Reproduce every line of the records below unchanged.

Region and label listings
## Start

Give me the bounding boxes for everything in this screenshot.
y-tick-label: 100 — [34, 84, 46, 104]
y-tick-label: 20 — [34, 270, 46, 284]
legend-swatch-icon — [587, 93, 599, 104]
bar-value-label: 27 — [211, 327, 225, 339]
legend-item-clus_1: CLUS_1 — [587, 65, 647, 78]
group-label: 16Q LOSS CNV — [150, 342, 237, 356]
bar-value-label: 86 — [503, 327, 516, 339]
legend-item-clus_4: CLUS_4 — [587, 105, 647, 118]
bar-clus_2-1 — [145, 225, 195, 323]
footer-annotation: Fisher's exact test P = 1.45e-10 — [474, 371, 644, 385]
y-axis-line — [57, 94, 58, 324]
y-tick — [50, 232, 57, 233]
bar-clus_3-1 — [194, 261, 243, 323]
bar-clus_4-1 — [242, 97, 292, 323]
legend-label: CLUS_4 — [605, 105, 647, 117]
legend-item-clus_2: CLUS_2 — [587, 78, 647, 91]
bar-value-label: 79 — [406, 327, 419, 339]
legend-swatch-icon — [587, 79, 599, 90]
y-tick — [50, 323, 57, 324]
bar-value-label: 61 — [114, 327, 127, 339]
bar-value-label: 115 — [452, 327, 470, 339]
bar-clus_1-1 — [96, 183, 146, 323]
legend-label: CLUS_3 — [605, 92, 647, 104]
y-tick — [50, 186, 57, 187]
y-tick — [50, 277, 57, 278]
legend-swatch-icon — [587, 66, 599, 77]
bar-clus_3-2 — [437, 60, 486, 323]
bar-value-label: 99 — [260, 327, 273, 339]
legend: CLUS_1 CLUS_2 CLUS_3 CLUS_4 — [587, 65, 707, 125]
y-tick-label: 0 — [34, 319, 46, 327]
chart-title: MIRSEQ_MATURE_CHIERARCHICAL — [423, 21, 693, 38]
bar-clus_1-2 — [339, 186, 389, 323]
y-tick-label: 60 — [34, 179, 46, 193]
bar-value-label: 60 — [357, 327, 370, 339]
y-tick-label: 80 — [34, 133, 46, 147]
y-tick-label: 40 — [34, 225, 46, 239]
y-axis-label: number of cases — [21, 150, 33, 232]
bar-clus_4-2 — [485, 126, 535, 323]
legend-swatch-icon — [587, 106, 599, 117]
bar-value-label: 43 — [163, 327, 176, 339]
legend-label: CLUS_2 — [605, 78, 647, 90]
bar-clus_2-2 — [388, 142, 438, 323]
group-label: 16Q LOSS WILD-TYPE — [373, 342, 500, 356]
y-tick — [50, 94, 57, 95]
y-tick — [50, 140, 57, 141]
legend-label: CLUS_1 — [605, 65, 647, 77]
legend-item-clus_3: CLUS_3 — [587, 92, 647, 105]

## End

> [TASK RESPONSE]
Give me the bounding boxes for everything in this screenshot.
y-tick-label: 100 — [34, 84, 46, 104]
y-tick-label: 20 — [34, 270, 46, 284]
legend-swatch-icon — [587, 93, 599, 104]
bar-value-label: 27 — [211, 327, 225, 339]
legend-item-clus_1: CLUS_1 — [587, 65, 647, 78]
group-label: 16Q LOSS CNV — [150, 342, 237, 356]
bar-value-label: 86 — [503, 327, 516, 339]
legend-item-clus_4: CLUS_4 — [587, 105, 647, 118]
bar-clus_2-1 — [145, 225, 195, 323]
footer-annotation: Fisher's exact test P = 1.45e-10 — [474, 371, 644, 385]
y-axis-line — [57, 94, 58, 324]
y-tick — [50, 232, 57, 233]
bar-clus_3-1 — [194, 261, 243, 323]
bar-clus_4-1 — [242, 97, 292, 323]
legend-label: CLUS_4 — [605, 105, 647, 117]
legend-item-clus_2: CLUS_2 — [587, 78, 647, 91]
bar-value-label: 79 — [406, 327, 419, 339]
legend-swatch-icon — [587, 79, 599, 90]
y-tick — [50, 323, 57, 324]
bar-value-label: 61 — [114, 327, 127, 339]
bar-value-label: 115 — [452, 327, 470, 339]
bar-clus_1-1 — [96, 183, 146, 323]
legend-label: CLUS_3 — [605, 92, 647, 104]
y-tick — [50, 186, 57, 187]
y-tick — [50, 277, 57, 278]
legend-swatch-icon — [587, 66, 599, 77]
bar-clus_3-2 — [437, 60, 486, 323]
bar-value-label: 99 — [260, 327, 273, 339]
legend: CLUS_1 CLUS_2 CLUS_3 CLUS_4 — [587, 65, 707, 125]
y-tick-label: 0 — [34, 319, 46, 327]
chart-title: MIRSEQ_MATURE_CHIERARCHICAL — [423, 21, 693, 38]
bar-clus_1-2 — [339, 186, 389, 323]
y-tick-label: 60 — [34, 179, 46, 193]
bar-value-label: 60 — [357, 327, 370, 339]
y-tick-label: 80 — [34, 133, 46, 147]
y-tick-label: 40 — [34, 225, 46, 239]
y-axis-label: number of cases — [21, 150, 33, 232]
bar-clus_4-2 — [485, 126, 535, 323]
legend-swatch-icon — [587, 106, 599, 117]
bar-value-label: 43 — [163, 327, 176, 339]
legend-label: CLUS_2 — [605, 78, 647, 90]
bar-clus_2-2 — [388, 142, 438, 323]
group-label: 16Q LOSS WILD-TYPE — [373, 342, 500, 356]
y-tick — [50, 94, 57, 95]
y-tick — [50, 140, 57, 141]
legend-label: CLUS_1 — [605, 65, 647, 77]
legend-item-clus_3: CLUS_3 — [587, 92, 647, 105]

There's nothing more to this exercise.